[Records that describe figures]
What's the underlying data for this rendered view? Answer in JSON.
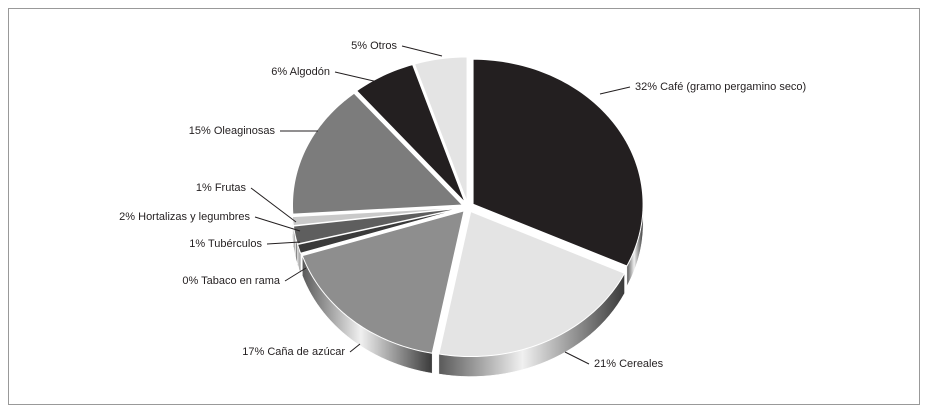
{
  "chart_data": {
    "type": "pie",
    "categories": [
      "Café (gramo pergamino seco)",
      "Cereales",
      "Caña de azúcar",
      "Tabaco en rama",
      "Tubérculos",
      "Hortalizas y legumbres",
      "Frutas",
      "Oleaginosas",
      "Algodón",
      "Otros"
    ],
    "values": [
      32,
      21,
      17,
      0,
      1,
      2,
      1,
      15,
      6,
      5
    ],
    "value_labels": [
      "32%",
      "21%",
      "17%",
      "0%",
      "1%",
      "2%",
      "1%",
      "15%",
      "6%",
      "5%"
    ],
    "colors": [
      "#231f20",
      "#e4e4e4",
      "#8e8e8e",
      "#6a6a6a",
      "#3a3a3a",
      "#5e5e5e",
      "#c9c9c9",
      "#7c7c7c",
      "#231f20",
      "#e4e4e4"
    ]
  }
}
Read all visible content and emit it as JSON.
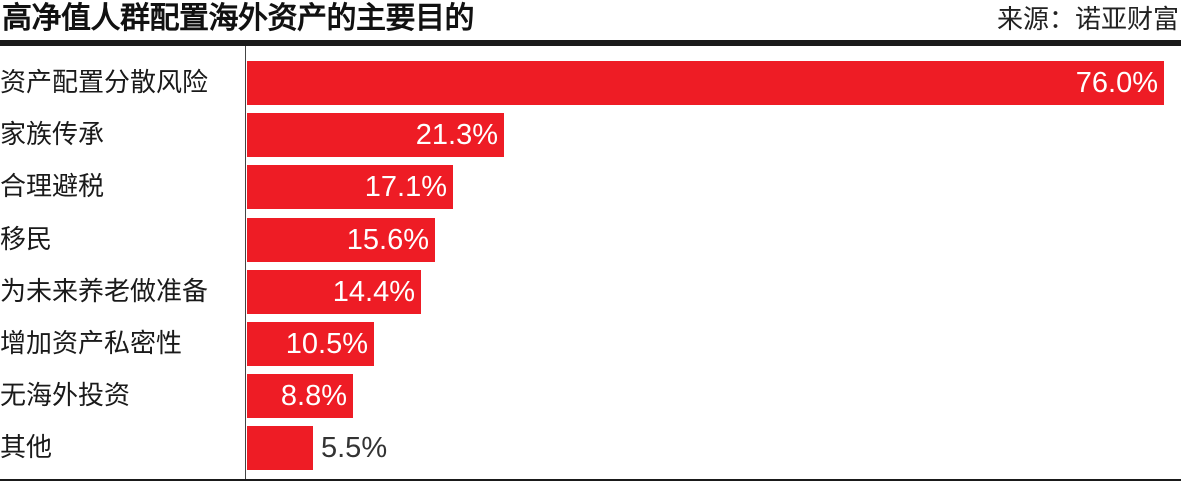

WHAT TO WORK ON
Images should not appear in the copy; retype the listing above exactly.

COMPLETE RESPONSE
What's the underlying data for this rendered view? Answer in JSON.
{
  "chart_data": {
    "type": "pie",
    "categories": [
      "Café (gramo pergamino seco)",
      "Cereales",
      "Caña de azúcar",
      "Tabaco en rama",
      "Tubérculos",
      "Hortalizas y legumbres",
      "Frutas",
      "Oleaginosas",
      "Algodón",
      "Otros"
    ],
    "values": [
      32,
      21,
      17,
      0,
      1,
      2,
      1,
      15,
      6,
      5
    ],
    "value_labels": [
      "32%",
      "21%",
      "17%",
      "0%",
      "1%",
      "2%",
      "1%",
      "15%",
      "6%",
      "5%"
    ],
    "colors": [
      "#231f20",
      "#e4e4e4",
      "#8e8e8e",
      "#6a6a6a",
      "#3a3a3a",
      "#5e5e5e",
      "#c9c9c9",
      "#7c7c7c",
      "#231f20",
      "#e4e4e4"
    ]
  }
}
Read all visible content and emit it as JSON.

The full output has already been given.